▶ [TASK STATEMENT]:
Exclude the pictures and return every line exactly as written.

▶ [SOURCE RECORDS]:
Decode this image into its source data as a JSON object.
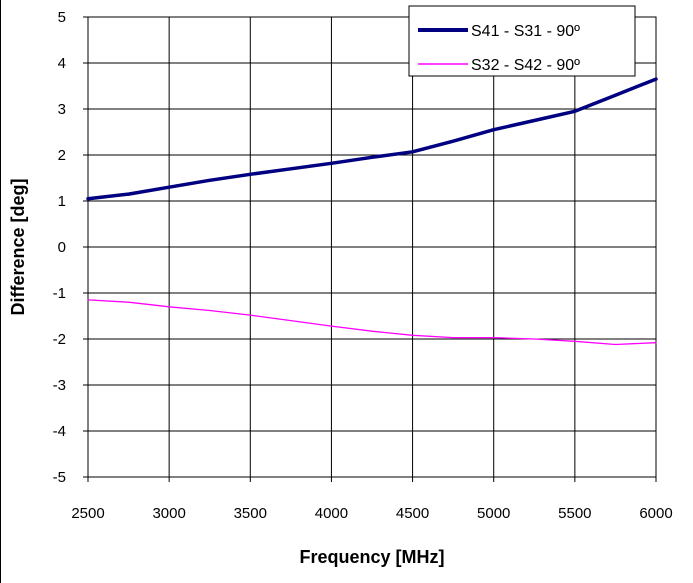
{
  "chart_data": {
    "type": "line",
    "title": "",
    "xlabel": "Frequency [MHz]",
    "ylabel": "Difference [deg]",
    "xlim": [
      2500,
      6000
    ],
    "ylim": [
      -5,
      5
    ],
    "x_ticks": [
      2500,
      3000,
      3500,
      4000,
      4500,
      5000,
      5500,
      6000
    ],
    "y_ticks": [
      -5,
      -4,
      -3,
      -2,
      -1,
      0,
      1,
      2,
      3,
      4,
      5
    ],
    "grid": true,
    "legend_position": "top-right",
    "series": [
      {
        "name": "S41 - S31 - 90º",
        "color": "#000080",
        "x": [
          2500,
          2750,
          3000,
          3250,
          3500,
          3750,
          4000,
          4250,
          4500,
          4750,
          5000,
          5250,
          5500,
          5750,
          6000
        ],
        "y": [
          1.05,
          1.15,
          1.3,
          1.45,
          1.58,
          1.7,
          1.82,
          1.95,
          2.07,
          2.3,
          2.55,
          2.75,
          2.95,
          3.3,
          3.65
        ]
      },
      {
        "name": "S32 - S42 - 90º",
        "color": "#ff00ff",
        "x": [
          2500,
          2750,
          3000,
          3250,
          3500,
          3750,
          4000,
          4250,
          4500,
          4750,
          5000,
          5250,
          5500,
          5750,
          6000
        ],
        "y": [
          -1.15,
          -1.2,
          -1.3,
          -1.38,
          -1.48,
          -1.6,
          -1.72,
          -1.83,
          -1.92,
          -1.97,
          -1.97,
          -2.0,
          -2.05,
          -2.12,
          -2.08
        ]
      }
    ]
  }
}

▶ [TASK SOLUTION]:
Decode this image into its source data as a JSON object.
{
  "chart_data": {
    "type": "line",
    "title": "",
    "xlabel": "Frequency [MHz]",
    "ylabel": "Difference [deg]",
    "xlim": [
      2500,
      6000
    ],
    "ylim": [
      -5,
      5
    ],
    "x_ticks": [
      2500,
      3000,
      3500,
      4000,
      4500,
      5000,
      5500,
      6000
    ],
    "y_ticks": [
      -5,
      -4,
      -3,
      -2,
      -1,
      0,
      1,
      2,
      3,
      4,
      5
    ],
    "grid": true,
    "legend_position": "top-right",
    "series": [
      {
        "name": "S41 - S31 - 90º",
        "color": "#000080",
        "x": [
          2500,
          2750,
          3000,
          3250,
          3500,
          3750,
          4000,
          4250,
          4500,
          4750,
          5000,
          5250,
          5500,
          5750,
          6000
        ],
        "y": [
          1.05,
          1.15,
          1.3,
          1.45,
          1.58,
          1.7,
          1.82,
          1.95,
          2.07,
          2.3,
          2.55,
          2.75,
          2.95,
          3.3,
          3.65
        ]
      },
      {
        "name": "S32 - S42 - 90º",
        "color": "#ff00ff",
        "x": [
          2500,
          2750,
          3000,
          3250,
          3500,
          3750,
          4000,
          4250,
          4500,
          4750,
          5000,
          5250,
          5500,
          5750,
          6000
        ],
        "y": [
          -1.15,
          -1.2,
          -1.3,
          -1.38,
          -1.48,
          -1.6,
          -1.72,
          -1.83,
          -1.92,
          -1.97,
          -1.97,
          -2.0,
          -2.05,
          -2.12,
          -2.08
        ]
      }
    ]
  }
}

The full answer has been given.